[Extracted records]
** Begin **

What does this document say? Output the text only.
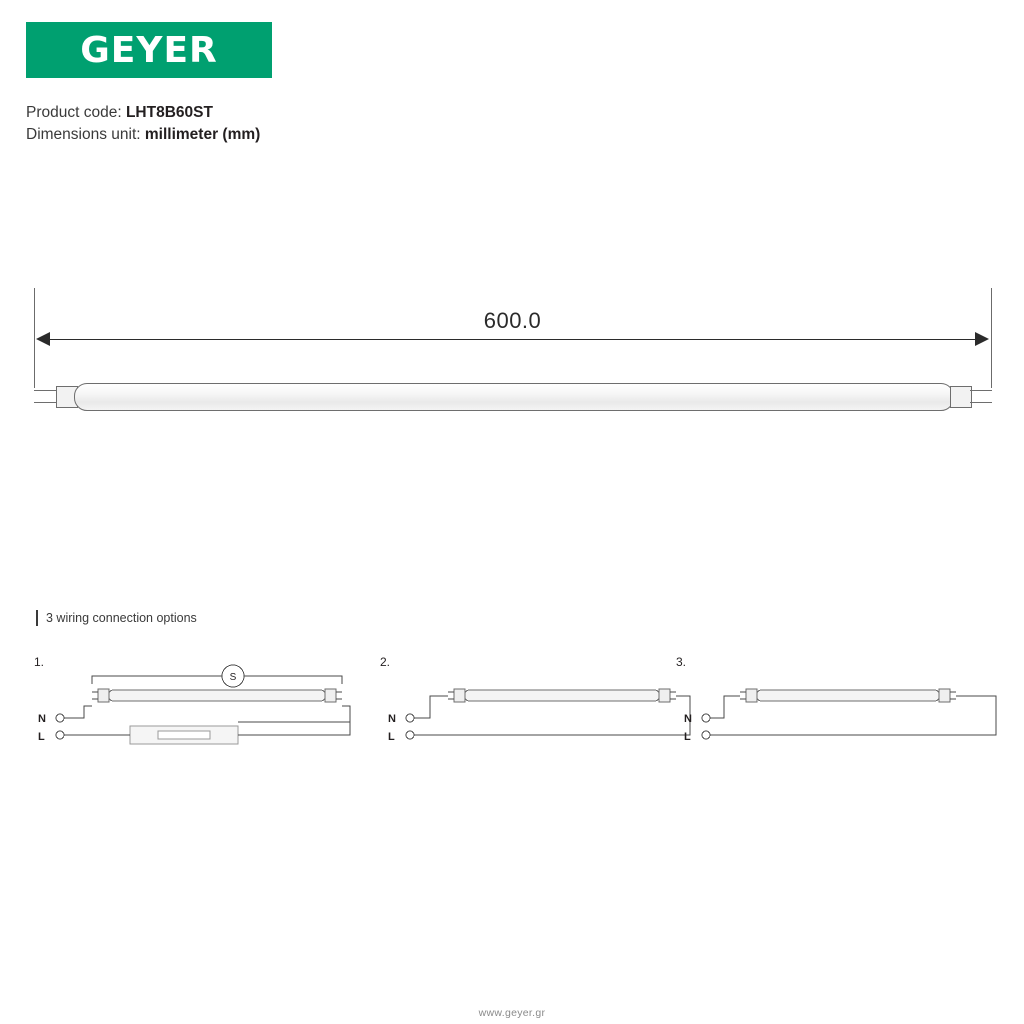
GEYER
Product code: LHT8B60ST
Dimensions unit: millimeter (mm)
600.0
3 wiring connection options
1.	2.	3.
S
N
L
N
L
N
L
www.geyer.gr
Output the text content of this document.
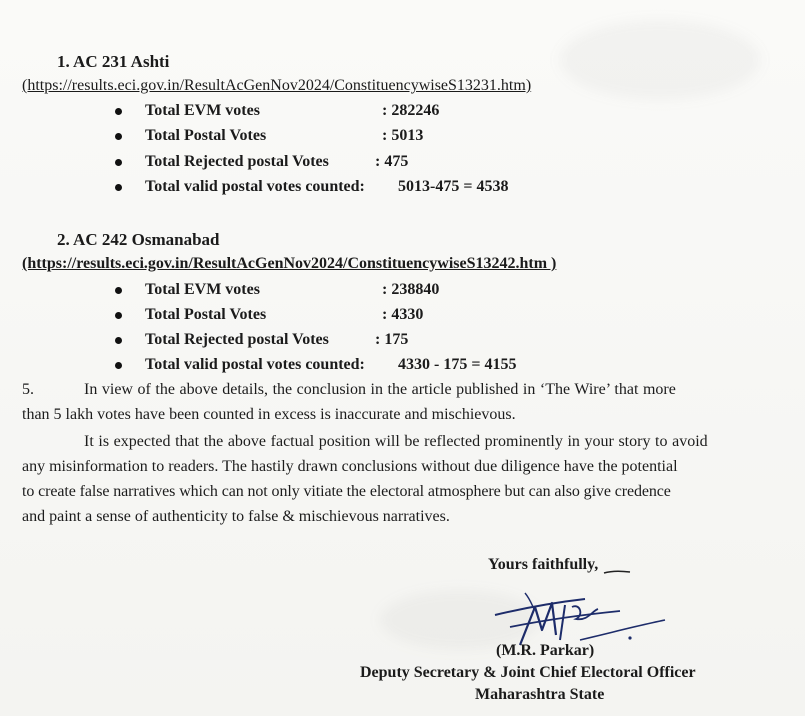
1. AC 231 Ashti
(https://results.eci.gov.in/ResultAcGenNov2024/ConstituencywiseS13231.htm)
Total EVM votes	: 282246
Total Postal Votes	: 5013
Total Rejected postal Votes	: 475
Total valid postal votes counted: 5013-475 = 4538
2. AC 242 Osmanabad
(https://results.eci.gov.in/ResultAcGenNov2024/ConstituencywiseS13242.htm )
Total EVM votes	: 238840
Total Postal Votes	: 4330
Total Rejected postal Votes	: 175
Total valid postal votes counted: 4330 - 175 = 4155
5.	In view of the above details, the conclusion in the article published in ‘The Wire’ that more
than 5 lakh votes have been counted in excess is inaccurate and mischievous.
It is expected that the above factual position will be reflected prominently in your story to avoid
any misinformation to readers. The hastily drawn conclusions without due diligence have the potential
to create false narratives which can not only vitiate the electoral atmosphere but can also give credence
and paint a sense of authenticity to false & mischievous narratives.
Yours faithfully,
(M.R. Parkar)
Deputy Secretary & Joint Chief Electoral Officer
Maharashtra State
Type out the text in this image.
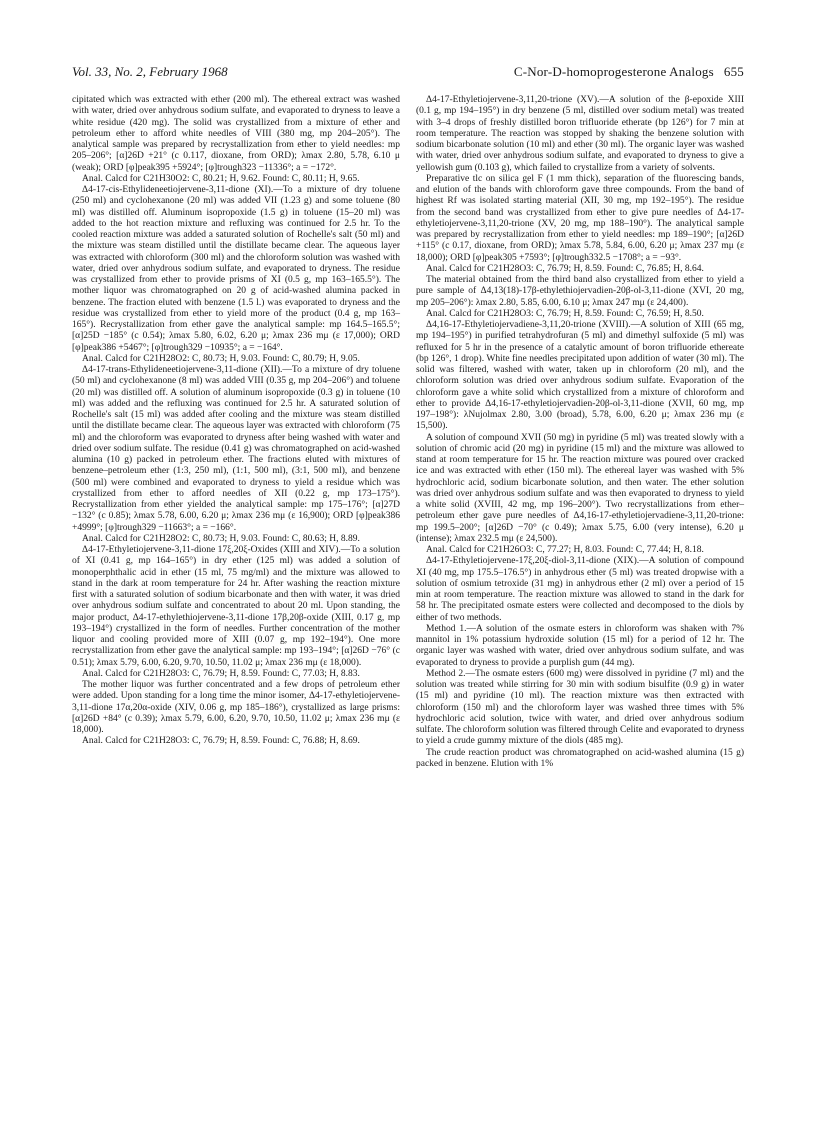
Vol. 33, No. 2, February 1968	C-Nor-D-homoprogesterone Analogs 655

cipitated which was extracted with ether (200 ml). The ethereal extract was washed with water, dried over anhydrous sodium sulfate, and evaporated to dryness to leave a white residue (420 mg). The solid was crystallized from a mixture of ether and petroleum ether to afford white needles of VIII (380 mg, mp 204–205°). The analytical sample was prepared by recrystallization from ether to yield needles: mp 205–206°; [α]26D +21° (c 0.117, dioxane, from ORD); λmax 2.80, 5.78, 6.10 μ (weak); ORD [φ]peak395 +5924°; [φ]trough323 −11336°; a = −172°.

Anal. Calcd for C21H30O2: C, 80.21; H, 9.62. Found: C, 80.11; H, 9.65.

Δ4-17-cis-Ethylideneetiojervene-3,11-dione (XI).—To a mixture of dry toluene (250 ml) and cyclohexanone (20 ml) was added VII (1.23 g) and some toluene (80 ml) was distilled off. Aluminum isopropoxide (1.5 g) in toluene (15–20 ml) was added to the hot reaction mixture and refluxing was continued for 2.5 hr. To the cooled reaction mixture was added a saturated solution of Rochelle's salt (50 ml) and the mixture was steam distilled until the distillate became clear. The aqueous layer was extracted with chloroform (300 ml) and the chloroform solution was washed with water, dried over anhydrous sodium sulfate, and evaporated to dryness. The residue was crystallized from ether to provide prisms of XI (0.5 g, mp 163–165.5°). The mother liquor was chromatographed on 20 g of acid-washed alumina packed in benzene. The fraction eluted with benzene (1.5 l.) was evaporated to dryness and the residue was crystallized from ether to yield more of the product (0.4 g, mp 163–165°). Recrystallization from ether gave the analytical sample: mp 164.5–165.5°; [α]25D −185° (c 0.54); λmax 5.80, 6.02, 6.20 μ; λmax 236 mμ (ε 17,000); ORD [φ]peak386 +5467°; [φ]trough329 −10935°; a = −164°.

Anal. Calcd for C21H28O2: C, 80.73; H, 9.03. Found: C, 80.79; H, 9.05.

Δ4-17-trans-Ethylideneetiojervene-3,11-dione (XII).—To a mixture of dry toluene (50 ml) and cyclohexanone (8 ml) was added VIII (0.35 g, mp 204–206°) and toluene (20 ml) was distilled off. A solution of aluminum isopropoxide (0.3 g) in toluene (10 ml) was added and the refluxing was continued for 2.5 hr. A saturated solution of Rochelle's salt (15 ml) was added after cooling and the mixture was steam distilled until the distillate became clear. The aqueous layer was extracted with chloroform (75 ml) and the chloroform was evaporated to dryness after being washed with water and dried over sodium sulfate. The residue (0.41 g) was chromatographed on acid-washed alumina (10 g) packed in petroleum ether. The fractions eluted with mixtures of benzene–petroleum ether (1:3, 250 ml), (1:1, 500 ml), (3:1, 500 ml), and benzene (500 ml) were combined and evaporated to dryness to yield a residue which was crystallized from ether to afford needles of XII (0.22 g, mp 173–175°). Recrystallization from ether yielded the analytical sample: mp 175–176°; [α]27D −132° (c 0.85); λmax 5.78, 6.00, 6.20 μ; λmax 236 mμ (ε 16,900); ORD [φ]peak386 +4999°; [φ]trough329 −11663°; a = −166°.

Anal. Calcd for C21H28O2: C, 80.73; H, 9.03. Found: C, 80.63; H, 8.89.

Δ4-17-Ethyletiojervene-3,11-dione 17ξ,20ξ-Oxides (XIII and XIV).—To a solution of XI (0.41 g, mp 164–165°) in dry ether (125 ml) was added a solution of monoperphthalic acid in ether (15 ml, 75 mg/ml) and the mixture was allowed to stand in the dark at room temperature for 24 hr. After washing the reaction mixture first with a saturated solution of sodium bicarbonate and then with water, it was dried over anhydrous sodium sulfate and concentrated to about 20 ml. Upon standing, the major product, Δ4-17-ethylethiojervene-3,11-dione 17β,20β-oxide (XIII, 0.17 g, mp 193–194°) crystallized in the form of needles. Further concentration of the mother liquor and cooling provided more of XIII (0.07 g, mp 192–194°). One more recrystallization from ether gave the analytical sample: mp 193–194°; [α]26D −76° (c 0.51); λmax 5.79, 6.00, 6.20, 9.70, 10.50, 11.02 μ; λmax 236 mμ (ε 18,000).

Anal. Calcd for C21H28O3: C, 76.79; H, 8.59. Found: C, 77.03; H, 8.83.

The mother liquor was further concentrated and a few drops of petroleum ether were added. Upon standing for a long time the minor isomer, Δ4-17-ethyletiojervene-3,11-dione 17α,20α-oxide (XIV, 0.06 g, mp 185–186°), crystallized as large prisms: [α]26D +84° (c 0.39); λmax 5.79, 6.00, 6.20, 9.70, 10.50, 11.02 μ; λmax 236 mμ (ε 18,000).

Anal. Calcd for C21H28O3: C, 76.79; H, 8.59. Found: C, 76.88; H, 8.69.

Δ4-17-Ethyletiojervene-3,11,20-trione (XV).—A solution of the β-epoxide XIII (0.1 g, mp 194–195°) in dry benzene (5 ml, distilled over sodium metal) was treated with 3–4 drops of freshly distilled boron trifluoride etherate (bp 126°) for 7 min at room temperature. The reaction was stopped by shaking the benzene solution with sodium bicarbonate solution (10 ml) and ether (30 ml). The organic layer was washed with water, dried over anhydrous sodium sulfate, and evaporated to dryness to give a yellowish gum (0.103 g), which failed to crystallize from a variety of solvents.

Preparative tlc on silica gel F (1 mm thick), separation of the fluorescing bands, and elution of the bands with chloroform gave three compounds. From the band of highest Rf was isolated starting material (XII, 30 mg, mp 192–195°). The residue from the second band was crystallized from ether to give pure needles of Δ4-17-ethyletiojervene-3,11,20-trione (XV, 20 mg, mp 188–190°). The analytical sample was prepared by recrystallization from ether to yield needles: mp 189–190°; [α]26D +115° (c 0.17, dioxane, from ORD); λmax 5.78, 5.84, 6.00, 6.20 μ; λmax 237 mμ (ε 18,000); ORD [φ]peak305 +7593°; [φ]trough332.5 −1708°; a = −93°.

Anal. Calcd for C21H28O3: C, 76.79; H, 8.59. Found: C, 76.85; H, 8.64.

The material obtained from the third band also crystallized from ether to yield a pure sample of Δ4,13(18)-17β-ethylethiojervadien-20β-ol-3,11-dione (XVI, 20 mg, mp 205–206°): λmax 2.80, 5.85, 6.00, 6.10 μ; λmax 247 mμ (ε 24,400).

Anal. Calcd for C21H28O3: C, 76.79; H, 8.59. Found: C, 76.59; H, 8.50.

Δ4,16-17-Ethyletiojervadiene-3,11,20-trione (XVIII).—A solution of XIII (65 mg, mp 194–195°) in purified tetrahydrofuran (5 ml) and dimethyl sulfoxide (5 ml) was refluxed for 5 hr in the presence of a catalytic amount of boron trifluoride ethereate (bp 126°, 1 drop). White fine needles precipitated upon addition of water (30 ml). The solid was filtered, washed with water, taken up in chloroform (20 ml), and the chloroform solution was dried over anhydrous sodium sulfate. Evaporation of the chloroform gave a white solid which crystallized from a mixture of chloroform and ether to provide Δ4,16-17-ethyletiojervadien-20β-ol-3,11-dione (XVII, 60 mg, mp 197–198°): λNujolmax 2.80, 3.00 (broad), 5.78, 6.00, 6.20 μ; λmax 236 mμ (ε 15,500).

A solution of compound XVII (50 mg) in pyridine (5 ml) was treated slowly with a solution of chromic acid (20 mg) in pyridine (15 ml) and the mixture was allowed to stand at room temperature for 15 hr. The reaction mixture was poured over cracked ice and was extracted with ether (150 ml). The ethereal layer was washed with 5% hydrochloric acid, sodium bicarbonate solution, and then water. The ether solution was dried over anhydrous sodium sulfate and was then evaporated to dryness to yield a white solid (XVIII, 42 mg, mp 196–200°). Two recrystallizations from ether–petroleum ether gave pure needles of Δ4,16-17-ethyletiojervadiene-3,11,20-trione: mp 199.5–200°; [α]26D −70° (c 0.49); λmax 5.75, 6.00 (very intense), 6.20 μ (intense); λmax 232.5 mμ (ε 24,500).

Anal. Calcd for C21H26O3: C, 77.27; H, 8.03. Found: C, 77.44; H, 8.18.

Δ4-17-Ethyletiojervene-17ξ,20ξ-diol-3,11-dione (XIX).—A solution of compound XI (40 mg, mp 175.5–176.5°) in anhydrous ether (5 ml) was treated dropwise with a solution of osmium tetroxide (31 mg) in anhydrous ether (2 ml) over a period of 15 min at room temperature. The reaction mixture was allowed to stand in the dark for 58 hr. The precipitated osmate esters were collected and decomposed to the diols by either of two methods.

Method 1.—A solution of the osmate esters in chloroform was shaken with 7% mannitol in 1% potassium hydroxide solution (15 ml) for a period of 12 hr. The organic layer was washed with water, dried over anhydrous sodium sulfate, and was evaporated to dryness to provide a purplish gum (44 mg).

Method 2.—The osmate esters (600 mg) were dissolved in pyridine (7 ml) and the solution was treated while stirring for 30 min with sodium bisulfite (0.9 g) in water (15 ml) and pyridine (10 ml). The reaction mixture was then extracted with chloroform (150 ml) and the chloroform layer was washed three times with 5% hydrochloric acid solution, twice with water, and dried over anhydrous sodium sulfate. The chloroform solution was filtered through Celite and evaporated to dryness to yield a crude gummy mixture of the diols (485 mg).

The crude reaction product was chromatographed on acid-washed alumina (15 g) packed in benzene. Elution with 1%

** End **

### What is required
Only lines holding the string "material" are wanted; gather each one from the entries above.

### Answer for the task
Preparative tlc on silica gel F (1 mm thick), separation of the fluorescing bands, and elution of the bands with chloroform gave three compounds. From the band of highest Rf was isolated starting material (XII, 30 mg, mp 192–195°). The residue from the second band was crystallized from ether to give pure needles of Δ4-17-ethyletiojervene-3,11,20-trione (XV, 20 mg, mp 188–190°). The analytical sample was prepared by recrystallization from ether to yield needles: mp 189–190°; [α]26D +115° (c 0.17, dioxane, from ORD); λmax 5.78, 5.84, 6.00, 6.20 μ; λmax 237 mμ (ε 18,000); ORD [φ]peak305 +7593°; [φ]trough332.5 −1708°; a = −93°.
The material obtained from the third band also crystallized from ether to yield a pure sample of Δ4,13(18)-17β-ethylethiojervadien-20β-ol-3,11-dione (XVI, 20 mg, mp 205–206°): λmax 2.80, 5.85, 6.00, 6.10 μ; λmax 247 mμ (ε 24,400).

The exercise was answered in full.